■ What you are asked to do ■
Take each line containing "Case" and report it exactly as written.

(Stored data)
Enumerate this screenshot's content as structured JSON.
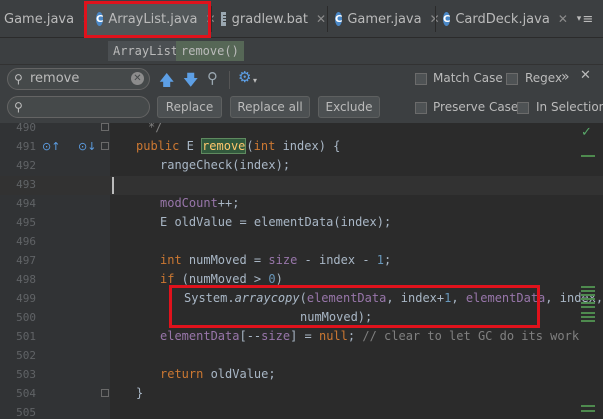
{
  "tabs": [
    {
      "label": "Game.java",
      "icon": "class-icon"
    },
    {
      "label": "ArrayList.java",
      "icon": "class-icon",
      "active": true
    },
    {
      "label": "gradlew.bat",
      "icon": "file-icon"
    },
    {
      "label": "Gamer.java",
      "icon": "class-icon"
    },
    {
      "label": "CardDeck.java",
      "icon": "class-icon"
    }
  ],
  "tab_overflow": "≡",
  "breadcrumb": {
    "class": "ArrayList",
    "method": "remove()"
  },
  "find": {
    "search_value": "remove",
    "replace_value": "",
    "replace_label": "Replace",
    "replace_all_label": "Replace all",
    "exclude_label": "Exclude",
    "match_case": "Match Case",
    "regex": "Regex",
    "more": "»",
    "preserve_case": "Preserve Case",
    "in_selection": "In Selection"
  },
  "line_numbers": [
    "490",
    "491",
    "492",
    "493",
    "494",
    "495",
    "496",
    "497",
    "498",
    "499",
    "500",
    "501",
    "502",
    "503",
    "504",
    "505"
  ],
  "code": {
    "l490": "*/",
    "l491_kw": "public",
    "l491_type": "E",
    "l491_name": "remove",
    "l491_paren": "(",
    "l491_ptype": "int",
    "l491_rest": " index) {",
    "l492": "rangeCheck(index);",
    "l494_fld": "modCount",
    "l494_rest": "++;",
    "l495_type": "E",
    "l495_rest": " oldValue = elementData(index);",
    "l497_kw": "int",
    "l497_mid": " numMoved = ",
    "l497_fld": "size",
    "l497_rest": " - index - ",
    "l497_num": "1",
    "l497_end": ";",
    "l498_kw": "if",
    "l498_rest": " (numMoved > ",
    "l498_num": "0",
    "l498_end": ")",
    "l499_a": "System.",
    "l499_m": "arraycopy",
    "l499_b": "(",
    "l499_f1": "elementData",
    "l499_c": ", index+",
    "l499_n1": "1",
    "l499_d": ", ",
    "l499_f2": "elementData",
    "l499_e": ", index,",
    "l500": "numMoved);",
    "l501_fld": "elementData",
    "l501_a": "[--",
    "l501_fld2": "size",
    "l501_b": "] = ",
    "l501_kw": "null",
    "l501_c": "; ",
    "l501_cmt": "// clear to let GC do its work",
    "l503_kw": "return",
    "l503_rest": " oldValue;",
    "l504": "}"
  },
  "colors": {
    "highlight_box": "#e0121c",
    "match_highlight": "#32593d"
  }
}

■ Solution to this exercise ■
    "match_case": "Match Case",
    "preserve_case": "Preserve Case",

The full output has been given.